** BEGIN DATA SUPPLIED **
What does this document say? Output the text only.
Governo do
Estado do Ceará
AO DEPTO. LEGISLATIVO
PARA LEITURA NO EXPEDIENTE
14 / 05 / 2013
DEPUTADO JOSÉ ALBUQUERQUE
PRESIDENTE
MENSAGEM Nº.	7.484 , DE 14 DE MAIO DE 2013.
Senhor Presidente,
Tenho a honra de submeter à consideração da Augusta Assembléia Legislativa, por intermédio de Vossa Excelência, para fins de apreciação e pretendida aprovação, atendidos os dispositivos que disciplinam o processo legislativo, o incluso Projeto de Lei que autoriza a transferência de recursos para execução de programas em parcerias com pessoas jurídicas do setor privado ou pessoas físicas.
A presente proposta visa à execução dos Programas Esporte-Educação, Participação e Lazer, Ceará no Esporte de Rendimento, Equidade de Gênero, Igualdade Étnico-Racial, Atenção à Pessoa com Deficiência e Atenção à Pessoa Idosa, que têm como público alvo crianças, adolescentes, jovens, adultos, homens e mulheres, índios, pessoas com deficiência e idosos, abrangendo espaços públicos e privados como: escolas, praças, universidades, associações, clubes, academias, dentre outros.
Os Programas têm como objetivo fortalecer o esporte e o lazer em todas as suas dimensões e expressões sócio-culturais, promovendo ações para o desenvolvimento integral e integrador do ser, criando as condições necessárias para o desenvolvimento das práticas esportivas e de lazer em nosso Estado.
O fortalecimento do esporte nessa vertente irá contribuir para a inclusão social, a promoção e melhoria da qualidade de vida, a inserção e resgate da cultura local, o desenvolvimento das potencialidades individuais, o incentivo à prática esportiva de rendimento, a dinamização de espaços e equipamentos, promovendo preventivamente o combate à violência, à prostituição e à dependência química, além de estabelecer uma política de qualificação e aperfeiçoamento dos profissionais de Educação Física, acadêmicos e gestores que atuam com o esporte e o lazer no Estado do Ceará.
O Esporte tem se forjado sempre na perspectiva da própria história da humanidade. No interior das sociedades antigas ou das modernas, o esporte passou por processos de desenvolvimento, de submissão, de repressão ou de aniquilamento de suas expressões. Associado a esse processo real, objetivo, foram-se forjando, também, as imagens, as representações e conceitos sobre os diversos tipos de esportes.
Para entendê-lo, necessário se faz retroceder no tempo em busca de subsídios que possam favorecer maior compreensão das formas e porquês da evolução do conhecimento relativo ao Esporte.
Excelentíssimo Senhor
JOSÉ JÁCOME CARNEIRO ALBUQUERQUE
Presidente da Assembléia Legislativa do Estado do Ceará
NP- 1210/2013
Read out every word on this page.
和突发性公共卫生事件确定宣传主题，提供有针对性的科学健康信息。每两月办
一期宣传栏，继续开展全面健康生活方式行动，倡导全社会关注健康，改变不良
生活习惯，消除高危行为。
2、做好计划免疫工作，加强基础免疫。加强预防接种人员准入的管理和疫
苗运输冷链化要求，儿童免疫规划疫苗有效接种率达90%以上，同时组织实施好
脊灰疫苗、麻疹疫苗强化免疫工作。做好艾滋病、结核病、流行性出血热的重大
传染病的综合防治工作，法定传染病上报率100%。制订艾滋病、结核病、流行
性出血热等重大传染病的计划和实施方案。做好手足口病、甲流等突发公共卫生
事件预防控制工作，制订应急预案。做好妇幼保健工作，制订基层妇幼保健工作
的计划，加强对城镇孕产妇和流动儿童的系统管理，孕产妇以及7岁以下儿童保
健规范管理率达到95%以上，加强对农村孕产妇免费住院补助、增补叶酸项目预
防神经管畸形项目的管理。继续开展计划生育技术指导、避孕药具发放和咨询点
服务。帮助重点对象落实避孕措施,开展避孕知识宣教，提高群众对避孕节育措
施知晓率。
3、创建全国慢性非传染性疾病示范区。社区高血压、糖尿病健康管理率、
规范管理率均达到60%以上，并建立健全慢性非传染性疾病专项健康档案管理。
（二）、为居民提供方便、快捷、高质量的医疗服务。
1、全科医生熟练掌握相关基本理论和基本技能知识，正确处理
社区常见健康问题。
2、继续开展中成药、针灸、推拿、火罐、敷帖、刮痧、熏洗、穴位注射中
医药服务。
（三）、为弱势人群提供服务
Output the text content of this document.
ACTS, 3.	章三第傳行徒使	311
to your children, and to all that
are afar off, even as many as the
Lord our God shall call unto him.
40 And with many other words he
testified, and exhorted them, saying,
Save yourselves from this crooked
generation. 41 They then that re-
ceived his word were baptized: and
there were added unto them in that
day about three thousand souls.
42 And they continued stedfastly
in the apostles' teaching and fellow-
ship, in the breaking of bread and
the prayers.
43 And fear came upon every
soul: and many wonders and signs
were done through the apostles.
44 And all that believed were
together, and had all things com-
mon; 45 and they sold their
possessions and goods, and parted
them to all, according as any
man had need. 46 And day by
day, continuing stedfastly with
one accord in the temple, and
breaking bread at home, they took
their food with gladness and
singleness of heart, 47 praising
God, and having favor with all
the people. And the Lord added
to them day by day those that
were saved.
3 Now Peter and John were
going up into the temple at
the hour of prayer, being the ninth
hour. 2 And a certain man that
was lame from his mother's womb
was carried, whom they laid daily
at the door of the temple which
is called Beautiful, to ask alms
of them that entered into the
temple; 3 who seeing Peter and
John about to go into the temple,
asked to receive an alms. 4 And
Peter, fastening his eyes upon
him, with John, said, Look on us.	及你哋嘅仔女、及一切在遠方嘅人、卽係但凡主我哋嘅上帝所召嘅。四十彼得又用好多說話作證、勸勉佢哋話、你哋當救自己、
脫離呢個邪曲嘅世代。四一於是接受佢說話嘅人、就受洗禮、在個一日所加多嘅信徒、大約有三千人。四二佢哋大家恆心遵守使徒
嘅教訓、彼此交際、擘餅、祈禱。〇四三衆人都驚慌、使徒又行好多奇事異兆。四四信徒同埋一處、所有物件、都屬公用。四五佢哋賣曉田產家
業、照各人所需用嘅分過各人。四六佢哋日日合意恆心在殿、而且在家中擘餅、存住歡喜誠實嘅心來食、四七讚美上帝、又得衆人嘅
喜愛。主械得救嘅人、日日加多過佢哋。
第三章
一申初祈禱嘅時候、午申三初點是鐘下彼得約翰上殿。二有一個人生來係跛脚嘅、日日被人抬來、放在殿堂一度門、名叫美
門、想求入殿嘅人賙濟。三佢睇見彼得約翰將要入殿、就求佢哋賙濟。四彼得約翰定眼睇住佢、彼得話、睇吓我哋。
** END DATA SUPPLIED **
• **THE PROBLEM**: Reproduce the material above exactly; please quote every line of it.

• **WORKED ANSWER**:
What does this document say? Output the text only.
Governo do
Estado do Ceará
AO DEPTO. LEGISLATIVO
PARA LEITURA NO EXPEDIENTE
14 / 05 / 2013
DEPUTADO JOSÉ ALBUQUERQUE
PRESIDENTE
MENSAGEM Nº.	7.484 , DE 14 DE MAIO DE 2013.
Senhor Presidente,
Tenho a honra de submeter à consideração da Augusta Assembléia Legislativa, por intermédio de Vossa Excelência, para fins de apreciação e pretendida aprovação, atendidos os dispositivos que disciplinam o processo legislativo, o incluso Projeto de Lei que autoriza a transferência de recursos para execução de programas em parcerias com pessoas jurídicas do setor privado ou pessoas físicas.
A presente proposta visa à execução dos Programas Esporte-Educação, Participação e Lazer, Ceará no Esporte de Rendimento, Equidade de Gênero, Igualdade Étnico-Racial, Atenção à Pessoa com Deficiência e Atenção à Pessoa Idosa, que têm como público alvo crianças, adolescentes, jovens, adultos, homens e mulheres, índios, pessoas com deficiência e idosos, abrangendo espaços públicos e privados como: escolas, praças, universidades, associações, clubes, academias, dentre outros.
Os Programas têm como objetivo fortalecer o esporte e o lazer em todas as suas dimensões e expressões sócio-culturais, promovendo ações para o desenvolvimento integral e integrador do ser, criando as condições necessárias para o desenvolvimento das práticas esportivas e de lazer em nosso Estado.
O fortalecimento do esporte nessa vertente irá contribuir para a inclusão social, a promoção e melhoria da qualidade de vida, a inserção e resgate da cultura local, o desenvolvimento das potencialidades individuais, o incentivo à prática esportiva de rendimento, a dinamização de espaços e equipamentos, promovendo preventivamente o combate à violência, à prostituição e à dependência química, além de estabelecer uma política de qualificação e aperfeiçoamento dos profissionais de Educação Física, acadêmicos e gestores que atuam com o esporte e o lazer no Estado do Ceará.
O Esporte tem se forjado sempre na perspectiva da própria história da humanidade. No interior das sociedades antigas ou das modernas, o esporte passou por processos de desenvolvimento, de submissão, de repressão ou de aniquilamento de suas expressões. Associado a esse processo real, objetivo, foram-se forjando, também, as imagens, as representações e conceitos sobre os diversos tipos de esportes.
Para entendê-lo, necessário se faz retroceder no tempo em busca de subsídios que possam favorecer maior compreensão das formas e porquês da evolução do conhecimento relativo ao Esporte.
Excelentíssimo Senhor
JOSÉ JÁCOME CARNEIRO ALBUQUERQUE
Presidente da Assembléia Legislativa do Estado do Ceará
NP- 1210/2013
Read out every word on this page.
和突发性公共卫生事件确定宣传主题，提供有针对性的科学健康信息。每两月办
一期宣传栏，继续开展全面健康生活方式行动，倡导全社会关注健康，改变不良
生活习惯，消除高危行为。
2、做好计划免疫工作，加强基础免疫。加强预防接种人员准入的管理和疫
苗运输冷链化要求，儿童免疫规划疫苗有效接种率达90%以上，同时组织实施好
脊灰疫苗、麻疹疫苗强化免疫工作。做好艾滋病、结核病、流行性出血热的重大
传染病的综合防治工作，法定传染病上报率100%。制订艾滋病、结核病、流行
性出血热等重大传染病的计划和实施方案。做好手足口病、甲流等突发公共卫生
事件预防控制工作，制订应急预案。做好妇幼保健工作，制订基层妇幼保健工作
的计划，加强对城镇孕产妇和流动儿童的系统管理，孕产妇以及7岁以下儿童保
健规范管理率达到95%以上，加强对农村孕产妇免费住院补助、增补叶酸项目预
防神经管畸形项目的管理。继续开展计划生育技术指导、避孕药具发放和咨询点
服务。帮助重点对象落实避孕措施,开展避孕知识宣教，提高群众对避孕节育措
施知晓率。
3、创建全国慢性非传染性疾病示范区。社区高血压、糖尿病健康管理率、
规范管理率均达到60%以上，并建立健全慢性非传染性疾病专项健康档案管理。
（二）、为居民提供方便、快捷、高质量的医疗服务。
1、全科医生熟练掌握相关基本理论和基本技能知识，正确处理
社区常见健康问题。
2、继续开展中成药、针灸、推拿、火罐、敷帖、刮痧、熏洗、穴位注射中
医药服务。
（三）、为弱势人群提供服务
Output the text content of this document.
ACTS, 3.	章三第傳行徒使	311
to your children, and to all that
are afar off, even as many as the
Lord our God shall call unto him.
40 And with many other words he
testified, and exhorted them, saying,
Save yourselves from this crooked
generation. 41 They then that re-
ceived his word were baptized: and
there were added unto them in that
day about three thousand souls.
42 And they continued stedfastly
in the apostles' teaching and fellow-
ship, in the breaking of bread and
the prayers.
43 And fear came upon every
soul: and many wonders and signs
were done through the apostles.
44 And all that believed were
together, and had all things com-
mon; 45 and they sold their
possessions and goods, and parted
them to all, according as any
man had need. 46 And day by
day, continuing stedfastly with
one accord in the temple, and
breaking bread at home, they took
their food with gladness and
singleness of heart, 47 praising
God, and having favor with all
the people. And the Lord added
to them day by day those that
were saved.
3 Now Peter and John were
going up into the temple at
the hour of prayer, being the ninth
hour. 2 And a certain man that
was lame from his mother's womb
was carried, whom they laid daily
at the door of the temple which
is called Beautiful, to ask alms
of them that entered into the
temple; 3 who seeing Peter and
John about to go into the temple,
asked to receive an alms. 4 And
Peter, fastening his eyes upon
him, with John, said, Look on us.	及你哋嘅仔女、及一切在遠方嘅人、卽係但凡主我哋嘅上帝所召嘅。四十彼得又用好多說話作證、勸勉佢哋話、你哋當救自己、
脫離呢個邪曲嘅世代。四一於是接受佢說話嘅人、就受洗禮、在個一日所加多嘅信徒、大約有三千人。四二佢哋大家恆心遵守使徒
嘅教訓、彼此交際、擘餅、祈禱。〇四三衆人都驚慌、使徒又行好多奇事異兆。四四信徒同埋一處、所有物件、都屬公用。四五佢哋賣曉田產家
業、照各人所需用嘅分過各人。四六佢哋日日合意恆心在殿、而且在家中擘餅、存住歡喜誠實嘅心來食、四七讚美上帝、又得衆人嘅
喜愛。主械得救嘅人、日日加多過佢哋。
第三章
一申初祈禱嘅時候、午申三初點是鐘下彼得約翰上殿。二有一個人生來係跛脚嘅、日日被人抬來、放在殿堂一度門、名叫美
門、想求入殿嘅人賙濟。三佢睇見彼得約翰將要入殿、就求佢哋賙濟。四彼得約翰定眼睇住佢、彼得話、睇吓我哋。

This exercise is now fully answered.